Exercise description: Locate every line in the records below that holds the word "náklady" and return each one.

Lines of data:

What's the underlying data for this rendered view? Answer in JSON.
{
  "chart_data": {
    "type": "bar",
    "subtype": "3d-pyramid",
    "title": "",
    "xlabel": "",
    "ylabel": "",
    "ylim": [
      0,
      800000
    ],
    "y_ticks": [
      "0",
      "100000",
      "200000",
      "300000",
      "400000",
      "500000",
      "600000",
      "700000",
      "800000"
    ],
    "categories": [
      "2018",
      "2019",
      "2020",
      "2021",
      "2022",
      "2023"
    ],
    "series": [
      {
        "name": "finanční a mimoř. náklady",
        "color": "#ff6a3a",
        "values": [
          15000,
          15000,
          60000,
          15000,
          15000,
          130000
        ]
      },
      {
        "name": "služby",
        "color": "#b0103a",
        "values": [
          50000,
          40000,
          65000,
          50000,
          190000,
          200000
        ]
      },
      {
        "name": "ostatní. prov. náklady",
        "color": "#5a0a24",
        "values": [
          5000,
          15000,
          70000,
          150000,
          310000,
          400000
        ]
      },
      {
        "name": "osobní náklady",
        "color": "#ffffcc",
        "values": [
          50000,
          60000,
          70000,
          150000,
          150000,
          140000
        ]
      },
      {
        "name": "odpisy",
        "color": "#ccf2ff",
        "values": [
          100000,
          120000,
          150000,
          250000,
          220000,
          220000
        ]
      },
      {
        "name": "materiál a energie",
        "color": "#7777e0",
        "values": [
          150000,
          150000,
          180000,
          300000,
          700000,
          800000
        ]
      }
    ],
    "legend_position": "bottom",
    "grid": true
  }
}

Reply to the task:
        "name": "finanční a mimoř. náklady",
        "name": "ostatní. prov. náklady",
        "name": "osobní náklady",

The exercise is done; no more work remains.